-- begin Supplied entries --

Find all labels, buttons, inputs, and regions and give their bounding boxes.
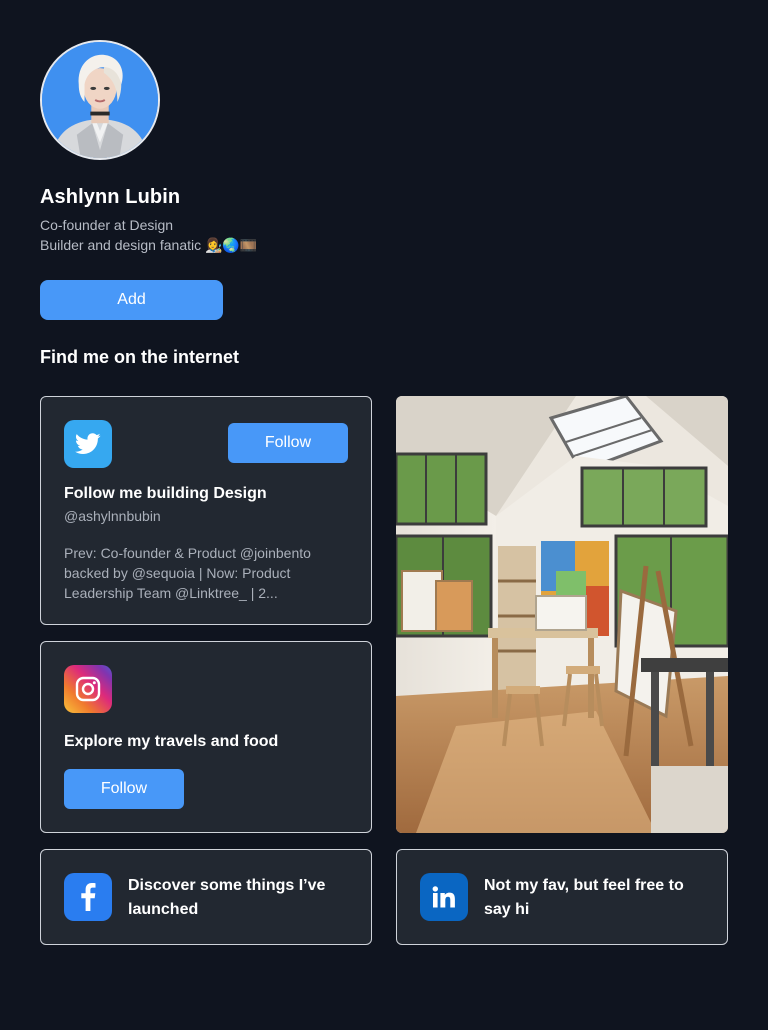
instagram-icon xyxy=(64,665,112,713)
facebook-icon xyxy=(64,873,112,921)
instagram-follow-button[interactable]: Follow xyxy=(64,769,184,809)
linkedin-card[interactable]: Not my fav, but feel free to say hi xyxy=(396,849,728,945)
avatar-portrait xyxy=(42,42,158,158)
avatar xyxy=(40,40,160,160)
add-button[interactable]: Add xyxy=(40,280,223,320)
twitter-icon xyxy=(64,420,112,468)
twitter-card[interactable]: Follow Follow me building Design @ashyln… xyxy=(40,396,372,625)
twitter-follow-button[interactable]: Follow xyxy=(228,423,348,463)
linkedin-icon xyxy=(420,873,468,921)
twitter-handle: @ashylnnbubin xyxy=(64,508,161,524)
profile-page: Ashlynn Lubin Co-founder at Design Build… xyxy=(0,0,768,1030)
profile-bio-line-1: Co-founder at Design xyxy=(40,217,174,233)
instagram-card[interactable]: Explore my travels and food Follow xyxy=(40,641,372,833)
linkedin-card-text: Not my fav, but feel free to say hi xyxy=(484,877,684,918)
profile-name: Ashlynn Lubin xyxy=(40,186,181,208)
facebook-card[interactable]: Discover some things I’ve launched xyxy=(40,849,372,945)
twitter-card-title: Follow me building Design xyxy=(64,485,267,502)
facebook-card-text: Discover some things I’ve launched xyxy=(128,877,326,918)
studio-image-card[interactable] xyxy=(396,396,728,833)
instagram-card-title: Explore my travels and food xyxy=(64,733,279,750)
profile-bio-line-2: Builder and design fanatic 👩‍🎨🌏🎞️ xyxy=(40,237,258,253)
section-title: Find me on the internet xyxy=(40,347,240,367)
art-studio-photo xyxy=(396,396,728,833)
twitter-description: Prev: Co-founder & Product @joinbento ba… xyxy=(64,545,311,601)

-- end Supplied entries --

(What to do):
Convert the lines of every item above into a JSON list of strings, with one string per line and blank lines omitted. Do not include the pictures in your answer.

(Answer in full):
[
  "Find all labels, buttons, inputs, and regions and give their bounding boxes.",
  "instagram-icon xyxy=(64,665,112,713)",
  "facebook-icon xyxy=(64,873,112,921)",
  "instagram-follow-button[interactable]: Follow xyxy=(64,769,184,809)",
  "linkedin-card[interactable]: Not my fav, but feel free to say hi xyxy=(396,849,728,945)",
  "avatar-portrait xyxy=(42,42,158,158)",
  "avatar xyxy=(40,40,160,160)",
  "add-button[interactable]: Add xyxy=(40,280,223,320)",
  "twitter-icon xyxy=(64,420,112,468)",
  "twitter-card[interactable]: Follow Follow me building Design @ashyln… xyxy=(40,396,372,625)",
  "twitter-follow-button[interactable]: Follow xyxy=(228,423,348,463)",
  "linkedin-icon xyxy=(420,873,468,921)",
  "twitter-handle: @ashylnnbubin xyxy=(64,508,161,524)",
  "profile-page: Ashlynn Lubin Co-founder at Design Build… xyxy=(0,0,768,1030)",
  "profile-bio-line-1: Co-founder at Design xyxy=(40,217,174,233)",
  "instagram-card[interactable]: Explore my travels and food Follow xyxy=(40,641,372,833)",
  "linkedin-card-text: Not my fav, but feel free to say hi xyxy=(484,877,684,918)",
  "profile-name: Ashlynn Lubin xyxy=(40,186,181,208)",
  "facebook-card[interactable]: Discover some things I’ve launched xyxy=(40,849,372,945)",
  "twitter-card-title: Follow me building Design xyxy=(64,485,267,502)",
  "facebook-card-text: Discover some things I’ve launched xyxy=(128,877,326,918)",
  "studio-image-card[interactable] xyxy=(396,396,728,833)",
  "instagram-card-title: Explore my travels and food xyxy=(64,733,279,750)",
  "profile-bio-line-2: Builder and design fanatic 👩‍🎨🌏🎞️ xyxy=(40,237,258,253)",
  "section-title: Find me on the internet xyxy=(40,347,240,367)",
  "art-studio-photo xyxy=(396,396,728,833)",
  "twitter-description: Prev: Co-founder & Product @joinbento ba… xyxy=(64,545,311,601)"
]